## Exercise data
-.-.-

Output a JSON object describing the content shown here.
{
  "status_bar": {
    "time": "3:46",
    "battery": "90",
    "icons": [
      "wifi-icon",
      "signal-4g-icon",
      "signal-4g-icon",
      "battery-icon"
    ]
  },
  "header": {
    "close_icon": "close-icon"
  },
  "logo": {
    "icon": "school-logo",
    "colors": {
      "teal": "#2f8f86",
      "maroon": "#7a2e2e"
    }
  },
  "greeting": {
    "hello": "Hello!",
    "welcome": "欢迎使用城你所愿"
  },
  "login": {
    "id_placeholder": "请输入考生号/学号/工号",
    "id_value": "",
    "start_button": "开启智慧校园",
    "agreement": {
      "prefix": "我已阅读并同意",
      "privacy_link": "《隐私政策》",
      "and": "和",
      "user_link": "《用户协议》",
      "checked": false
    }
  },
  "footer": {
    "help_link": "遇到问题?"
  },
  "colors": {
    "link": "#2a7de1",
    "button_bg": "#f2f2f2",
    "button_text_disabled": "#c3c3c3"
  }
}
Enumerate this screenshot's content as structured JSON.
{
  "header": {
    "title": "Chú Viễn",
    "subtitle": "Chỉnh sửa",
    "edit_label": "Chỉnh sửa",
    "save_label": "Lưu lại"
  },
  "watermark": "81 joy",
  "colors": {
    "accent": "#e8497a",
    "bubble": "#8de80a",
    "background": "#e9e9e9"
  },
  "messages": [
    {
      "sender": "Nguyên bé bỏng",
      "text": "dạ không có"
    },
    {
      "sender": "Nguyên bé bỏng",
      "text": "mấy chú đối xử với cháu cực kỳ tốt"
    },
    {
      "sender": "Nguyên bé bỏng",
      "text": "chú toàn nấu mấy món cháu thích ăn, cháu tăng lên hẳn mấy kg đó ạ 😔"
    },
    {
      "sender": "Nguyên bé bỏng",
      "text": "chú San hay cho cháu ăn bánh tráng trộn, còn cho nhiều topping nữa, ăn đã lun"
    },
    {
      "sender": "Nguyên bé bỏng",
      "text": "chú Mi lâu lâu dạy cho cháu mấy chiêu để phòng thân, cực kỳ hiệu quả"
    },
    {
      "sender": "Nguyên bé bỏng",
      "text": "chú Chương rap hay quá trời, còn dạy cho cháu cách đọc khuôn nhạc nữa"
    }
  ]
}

-.-.-

## Your task
Each line from the one containing "Enumerate this screenshot's" through the end of the entries, both included, is to be returned exactly, with no other lines.

## Reply to the exercise
Enumerate this screenshot's content as structured JSON.
{
  "header": {
    "title": "Chú Viễn",
    "subtitle": "Chỉnh sửa",
    "edit_label": "Chỉnh sửa",
    "save_label": "Lưu lại"
  },
  "watermark": "81 joy",
  "colors": {
    "accent": "#e8497a",
    "bubble": "#8de80a",
    "background": "#e9e9e9"
  },
  "messages": [
    {
      "sender": "Nguyên bé bỏng",
      "text": "dạ không có"
    },
    {
      "sender": "Nguyên bé bỏng",
      "text": "mấy chú đối xử với cháu cực kỳ tốt"
    },
    {
      "sender": "Nguyên bé bỏng",
      "text": "chú toàn nấu mấy món cháu thích ăn, cháu tăng lên hẳn mấy kg đó ạ 😔"
    },
    {
      "sender": "Nguyên bé bỏng",
      "text": "chú San hay cho cháu ăn bánh tráng trộn, còn cho nhiều topping nữa, ăn đã lun"
    },
    {
      "sender": "Nguyên bé bỏng",
      "text": "chú Mi lâu lâu dạy cho cháu mấy chiêu để phòng thân, cực kỳ hiệu quả"
    },
    {
      "sender": "Nguyên bé bỏng",
      "text": "chú Chương rap hay quá trời, còn dạy cho cháu cách đọc khuôn nhạc nữa"
    }
  ]
}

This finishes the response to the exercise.